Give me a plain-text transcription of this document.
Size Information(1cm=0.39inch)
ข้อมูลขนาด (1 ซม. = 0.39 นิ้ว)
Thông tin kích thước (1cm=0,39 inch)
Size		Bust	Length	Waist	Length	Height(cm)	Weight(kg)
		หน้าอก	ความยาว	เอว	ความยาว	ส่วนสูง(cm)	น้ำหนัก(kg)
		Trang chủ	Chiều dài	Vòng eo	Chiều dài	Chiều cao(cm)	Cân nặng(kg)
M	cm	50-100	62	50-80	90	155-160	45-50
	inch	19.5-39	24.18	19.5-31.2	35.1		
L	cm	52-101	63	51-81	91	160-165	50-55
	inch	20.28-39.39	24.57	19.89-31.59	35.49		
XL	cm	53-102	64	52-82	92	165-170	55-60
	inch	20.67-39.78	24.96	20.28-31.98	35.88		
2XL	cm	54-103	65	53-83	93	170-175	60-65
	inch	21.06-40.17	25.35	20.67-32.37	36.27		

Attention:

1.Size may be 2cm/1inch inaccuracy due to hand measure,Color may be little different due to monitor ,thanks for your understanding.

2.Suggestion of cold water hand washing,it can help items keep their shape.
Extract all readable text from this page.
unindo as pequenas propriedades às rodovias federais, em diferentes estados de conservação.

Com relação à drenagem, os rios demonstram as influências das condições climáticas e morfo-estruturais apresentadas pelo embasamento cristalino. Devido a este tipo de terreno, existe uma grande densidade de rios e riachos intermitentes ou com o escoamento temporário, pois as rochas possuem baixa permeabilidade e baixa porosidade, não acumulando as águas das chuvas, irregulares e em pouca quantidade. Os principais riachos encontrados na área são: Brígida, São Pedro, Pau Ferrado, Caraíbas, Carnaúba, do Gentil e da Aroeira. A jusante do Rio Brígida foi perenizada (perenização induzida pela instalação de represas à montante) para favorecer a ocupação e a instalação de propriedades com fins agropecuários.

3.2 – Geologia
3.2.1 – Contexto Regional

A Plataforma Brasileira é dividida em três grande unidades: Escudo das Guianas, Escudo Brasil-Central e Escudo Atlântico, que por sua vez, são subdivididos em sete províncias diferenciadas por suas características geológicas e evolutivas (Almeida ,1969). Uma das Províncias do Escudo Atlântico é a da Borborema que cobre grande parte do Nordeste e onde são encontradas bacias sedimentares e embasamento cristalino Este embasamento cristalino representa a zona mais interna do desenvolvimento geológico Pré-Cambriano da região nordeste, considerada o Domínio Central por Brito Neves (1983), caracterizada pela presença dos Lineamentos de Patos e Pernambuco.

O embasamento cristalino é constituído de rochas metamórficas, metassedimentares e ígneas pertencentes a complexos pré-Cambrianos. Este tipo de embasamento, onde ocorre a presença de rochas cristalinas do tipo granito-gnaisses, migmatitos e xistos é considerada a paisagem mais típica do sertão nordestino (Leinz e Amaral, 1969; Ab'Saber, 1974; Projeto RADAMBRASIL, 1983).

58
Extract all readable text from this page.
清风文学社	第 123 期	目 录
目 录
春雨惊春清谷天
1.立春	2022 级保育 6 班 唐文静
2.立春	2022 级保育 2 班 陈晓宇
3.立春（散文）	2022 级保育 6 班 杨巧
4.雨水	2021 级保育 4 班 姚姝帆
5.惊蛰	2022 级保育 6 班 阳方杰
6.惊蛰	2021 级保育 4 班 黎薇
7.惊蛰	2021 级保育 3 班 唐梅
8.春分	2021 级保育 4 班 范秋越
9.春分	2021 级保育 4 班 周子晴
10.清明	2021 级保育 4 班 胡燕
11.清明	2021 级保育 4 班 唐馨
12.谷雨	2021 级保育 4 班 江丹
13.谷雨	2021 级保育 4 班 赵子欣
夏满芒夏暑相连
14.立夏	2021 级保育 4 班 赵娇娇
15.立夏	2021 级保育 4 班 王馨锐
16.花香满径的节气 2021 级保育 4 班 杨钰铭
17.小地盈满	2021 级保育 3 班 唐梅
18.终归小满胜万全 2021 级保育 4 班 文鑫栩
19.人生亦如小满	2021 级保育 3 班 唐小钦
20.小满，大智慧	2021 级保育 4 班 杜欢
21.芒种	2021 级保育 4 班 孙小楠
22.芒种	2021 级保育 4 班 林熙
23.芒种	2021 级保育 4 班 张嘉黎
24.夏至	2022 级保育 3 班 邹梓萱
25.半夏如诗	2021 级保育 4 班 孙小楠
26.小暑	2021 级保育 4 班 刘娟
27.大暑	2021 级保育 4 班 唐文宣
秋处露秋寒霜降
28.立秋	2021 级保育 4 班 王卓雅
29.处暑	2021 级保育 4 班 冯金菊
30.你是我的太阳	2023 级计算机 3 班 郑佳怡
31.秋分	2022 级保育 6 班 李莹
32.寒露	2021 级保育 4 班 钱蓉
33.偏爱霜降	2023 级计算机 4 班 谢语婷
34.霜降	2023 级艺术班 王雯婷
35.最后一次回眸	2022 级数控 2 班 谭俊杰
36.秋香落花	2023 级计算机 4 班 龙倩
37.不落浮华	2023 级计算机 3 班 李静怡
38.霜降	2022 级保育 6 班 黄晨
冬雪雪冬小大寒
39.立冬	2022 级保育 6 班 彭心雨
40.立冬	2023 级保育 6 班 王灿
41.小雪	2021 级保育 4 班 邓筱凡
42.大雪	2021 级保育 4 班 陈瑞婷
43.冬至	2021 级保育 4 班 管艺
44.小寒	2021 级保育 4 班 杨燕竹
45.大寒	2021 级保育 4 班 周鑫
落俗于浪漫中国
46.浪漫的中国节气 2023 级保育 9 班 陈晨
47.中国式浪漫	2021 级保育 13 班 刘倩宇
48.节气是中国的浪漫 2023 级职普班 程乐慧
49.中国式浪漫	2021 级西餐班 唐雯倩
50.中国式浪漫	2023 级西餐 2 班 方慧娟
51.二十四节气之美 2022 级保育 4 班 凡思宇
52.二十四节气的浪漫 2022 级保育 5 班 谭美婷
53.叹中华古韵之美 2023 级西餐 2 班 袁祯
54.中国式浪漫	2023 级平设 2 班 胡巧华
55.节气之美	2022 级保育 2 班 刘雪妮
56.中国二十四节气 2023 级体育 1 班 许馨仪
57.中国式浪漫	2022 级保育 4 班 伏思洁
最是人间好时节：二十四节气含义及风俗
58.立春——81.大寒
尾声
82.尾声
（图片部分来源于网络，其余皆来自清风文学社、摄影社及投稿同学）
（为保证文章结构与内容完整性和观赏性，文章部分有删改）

▬▬▬▬▬▬▬▬▬▬

## EXERCISE GOAL:
Look for the word "中国式浪漫" in every line of the listing and copy the lines that have it.

## PROBLEM SOLUTION:
47.中国式浪漫	2021 级保育 13 班 刘倩宇
49.中国式浪漫	2021 级西餐班 唐雯倩
50.中国式浪漫	2023 级西餐 2 班 方慧娟
54.中国式浪漫	2023 级平设 2 班 胡巧华
57.中国式浪漫	2022 级保育 4 班 伏思洁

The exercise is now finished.